> [TEXT EXTRACT]
*-*-*

Add docs for new interface cpuset.mems.migration, most of which
are stolen from cpuset(7) manpages.

Signed-off-by: Abel Wu <[email protected]>
---
Documentation/admin-guide/cgroup-v2.rst | 36 +++++++++++++++++++++++++
1 file changed, 36 insertions(+)

diff --git a/Documentation/admin-guide/cgroup-v2.rst b/Documentation/admin-guide/cgroup-v2.rst
index b1e81aa8598a..abf6589a390d 100644
--- a/Documentation/admin-guide/cgroup-v2.rst
+++ b/Documentation/admin-guide/cgroup-v2.rst
@@ -2079,6 +2079,42 @@ Cpuset Interface Files
Changing the partition state of an invalid partition root to
"member" is always allowed even if child cpusets are present.

+ cpuset.mems.migration
+ A read-write single value file which exists on non-root
+ cpuset-enabled cgroups.
+
+ Only the following migration modes are defined.
+
+ ======== ==========================================
+ "none" migration disabled [default]
+ "sync" move pages to cpuset nodes synchronously
+ "lazy" move pages to cpuset nodes on second touch
+ ======== ==========================================
+
+ By default, "none" mode is enabled. In this mode, once a page
+ is allocated (given a physical page of main memory) then that
+ page stays on whatever node it was allocated, so long as it
+ remains allocated, even if the cpusets memory placement policy
+ 'cpuset.mems' subsequently changes.
+
+ If "sync" mode is enabled in a cpuset, when the 'cpuset.mems'
+ setting is changed, any memory page in use by any process in
+ the cpuset that is on a memory node that is no longer allowed
+ will be migrated to a memory node that is allowed synchronously.
+ The relative placement of a migrated page within the cpuset is
+ preserved during these migration operations if possible.

*-*-*

> [RECORD LIST]
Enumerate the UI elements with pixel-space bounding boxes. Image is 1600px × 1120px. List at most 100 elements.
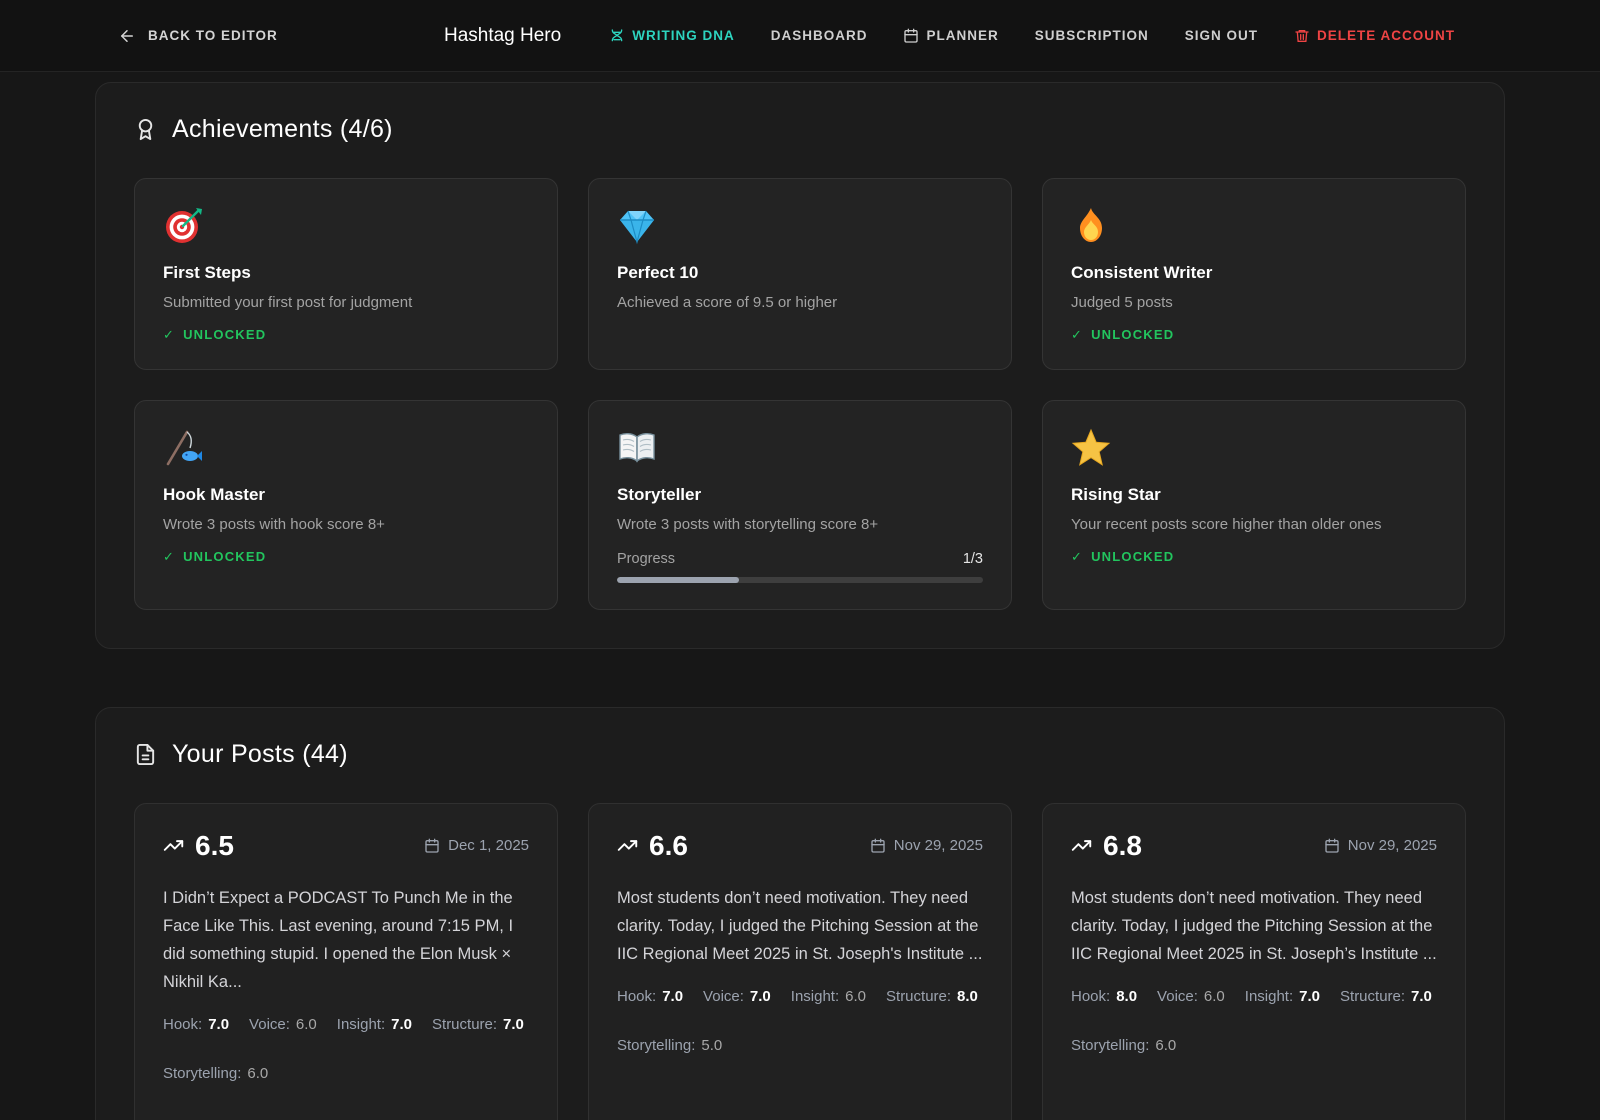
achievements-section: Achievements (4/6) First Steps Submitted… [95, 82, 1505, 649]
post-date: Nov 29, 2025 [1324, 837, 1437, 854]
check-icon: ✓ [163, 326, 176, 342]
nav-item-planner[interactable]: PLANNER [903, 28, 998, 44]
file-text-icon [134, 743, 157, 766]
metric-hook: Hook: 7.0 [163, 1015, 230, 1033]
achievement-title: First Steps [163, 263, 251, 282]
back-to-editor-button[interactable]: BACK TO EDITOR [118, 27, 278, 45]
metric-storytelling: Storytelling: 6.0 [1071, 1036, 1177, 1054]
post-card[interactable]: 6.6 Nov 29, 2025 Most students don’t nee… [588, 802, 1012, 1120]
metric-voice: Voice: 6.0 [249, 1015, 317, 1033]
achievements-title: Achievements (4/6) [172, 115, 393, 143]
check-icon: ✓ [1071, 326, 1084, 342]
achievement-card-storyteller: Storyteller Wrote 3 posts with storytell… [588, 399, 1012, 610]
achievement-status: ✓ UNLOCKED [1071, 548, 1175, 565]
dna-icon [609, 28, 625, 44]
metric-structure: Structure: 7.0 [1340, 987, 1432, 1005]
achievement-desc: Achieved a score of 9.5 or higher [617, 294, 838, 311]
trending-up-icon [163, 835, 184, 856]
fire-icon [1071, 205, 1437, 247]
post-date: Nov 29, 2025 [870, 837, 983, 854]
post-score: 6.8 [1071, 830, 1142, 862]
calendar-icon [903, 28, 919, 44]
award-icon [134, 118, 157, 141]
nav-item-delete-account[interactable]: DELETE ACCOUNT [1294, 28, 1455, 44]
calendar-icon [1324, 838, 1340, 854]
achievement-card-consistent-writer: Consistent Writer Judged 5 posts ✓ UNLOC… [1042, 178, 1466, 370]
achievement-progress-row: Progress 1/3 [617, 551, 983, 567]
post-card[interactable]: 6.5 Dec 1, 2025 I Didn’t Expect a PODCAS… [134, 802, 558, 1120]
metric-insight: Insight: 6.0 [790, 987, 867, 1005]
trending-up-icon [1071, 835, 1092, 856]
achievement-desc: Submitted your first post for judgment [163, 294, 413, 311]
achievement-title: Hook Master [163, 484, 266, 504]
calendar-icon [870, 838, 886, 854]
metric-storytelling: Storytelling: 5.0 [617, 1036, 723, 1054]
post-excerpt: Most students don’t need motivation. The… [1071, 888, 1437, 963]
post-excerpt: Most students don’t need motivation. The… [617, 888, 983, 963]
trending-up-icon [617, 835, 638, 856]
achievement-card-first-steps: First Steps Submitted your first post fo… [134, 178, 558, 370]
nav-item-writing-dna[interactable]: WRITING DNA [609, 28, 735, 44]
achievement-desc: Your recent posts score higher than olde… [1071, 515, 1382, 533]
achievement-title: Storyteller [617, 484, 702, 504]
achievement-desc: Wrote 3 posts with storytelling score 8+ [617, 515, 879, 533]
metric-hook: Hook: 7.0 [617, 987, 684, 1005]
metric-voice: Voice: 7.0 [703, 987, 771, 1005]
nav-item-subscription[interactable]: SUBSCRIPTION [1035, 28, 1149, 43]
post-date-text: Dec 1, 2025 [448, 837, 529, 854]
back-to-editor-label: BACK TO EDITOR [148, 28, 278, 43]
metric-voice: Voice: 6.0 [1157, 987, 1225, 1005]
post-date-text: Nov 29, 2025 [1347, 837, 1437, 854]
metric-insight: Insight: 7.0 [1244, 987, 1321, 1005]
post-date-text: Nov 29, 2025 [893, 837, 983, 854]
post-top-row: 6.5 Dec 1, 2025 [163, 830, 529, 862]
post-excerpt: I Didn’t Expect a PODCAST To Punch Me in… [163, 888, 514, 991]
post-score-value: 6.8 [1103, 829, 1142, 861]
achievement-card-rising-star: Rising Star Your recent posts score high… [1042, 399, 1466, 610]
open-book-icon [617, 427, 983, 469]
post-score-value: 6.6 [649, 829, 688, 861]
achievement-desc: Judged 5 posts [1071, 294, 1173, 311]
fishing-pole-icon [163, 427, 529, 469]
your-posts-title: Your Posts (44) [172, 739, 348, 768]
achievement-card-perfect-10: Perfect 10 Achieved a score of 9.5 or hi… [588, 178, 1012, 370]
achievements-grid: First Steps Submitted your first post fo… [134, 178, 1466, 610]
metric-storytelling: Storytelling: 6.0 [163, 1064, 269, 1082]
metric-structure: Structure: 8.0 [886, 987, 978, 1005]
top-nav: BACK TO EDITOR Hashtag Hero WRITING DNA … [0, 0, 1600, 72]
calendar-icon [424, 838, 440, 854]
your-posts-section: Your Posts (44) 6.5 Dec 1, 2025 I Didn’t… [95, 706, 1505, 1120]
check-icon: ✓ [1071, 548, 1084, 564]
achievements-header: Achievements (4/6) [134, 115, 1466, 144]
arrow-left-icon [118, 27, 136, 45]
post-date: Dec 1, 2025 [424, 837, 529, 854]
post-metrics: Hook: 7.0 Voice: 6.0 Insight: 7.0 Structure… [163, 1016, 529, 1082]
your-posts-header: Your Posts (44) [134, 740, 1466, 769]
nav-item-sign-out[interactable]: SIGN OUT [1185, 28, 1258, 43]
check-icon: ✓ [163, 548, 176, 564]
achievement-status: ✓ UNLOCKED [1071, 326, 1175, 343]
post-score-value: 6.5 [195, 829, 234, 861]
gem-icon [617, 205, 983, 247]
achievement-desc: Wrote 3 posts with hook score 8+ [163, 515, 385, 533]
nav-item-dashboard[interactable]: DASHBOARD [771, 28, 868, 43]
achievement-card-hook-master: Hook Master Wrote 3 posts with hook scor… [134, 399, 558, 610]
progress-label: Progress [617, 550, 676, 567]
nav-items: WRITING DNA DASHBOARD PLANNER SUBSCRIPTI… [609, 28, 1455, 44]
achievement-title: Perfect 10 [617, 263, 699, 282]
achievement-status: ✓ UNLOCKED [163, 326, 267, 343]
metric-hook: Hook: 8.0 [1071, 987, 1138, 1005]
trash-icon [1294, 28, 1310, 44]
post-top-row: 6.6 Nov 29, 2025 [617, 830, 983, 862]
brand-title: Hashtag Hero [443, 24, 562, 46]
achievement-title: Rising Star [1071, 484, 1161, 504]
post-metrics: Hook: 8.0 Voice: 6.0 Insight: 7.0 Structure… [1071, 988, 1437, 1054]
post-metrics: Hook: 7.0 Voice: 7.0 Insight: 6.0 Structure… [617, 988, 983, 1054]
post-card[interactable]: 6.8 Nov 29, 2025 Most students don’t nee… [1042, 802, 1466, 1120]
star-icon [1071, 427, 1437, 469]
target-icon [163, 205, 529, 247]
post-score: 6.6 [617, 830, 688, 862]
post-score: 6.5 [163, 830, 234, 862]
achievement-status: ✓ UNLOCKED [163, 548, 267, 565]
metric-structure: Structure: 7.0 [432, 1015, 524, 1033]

*-*-*

> [GOAL] Reproduce the portion of the cpuset documentation patch that begins at the words "Add docs for" and stops after the words "changed, 36 insertions(+)", keeping every character unchanged.

> [FULL OUTPUT]
Add docs for new interface cpuset.mems.migration, most of which
are stolen from cpuset(7) manpages.

Signed-off-by: Abel Wu <[email protected]>
---
Documentation/admin-guide/cgroup-v2.rst | 36 +++++++++++++++++++++++++
1 file changed, 36 insertions(+)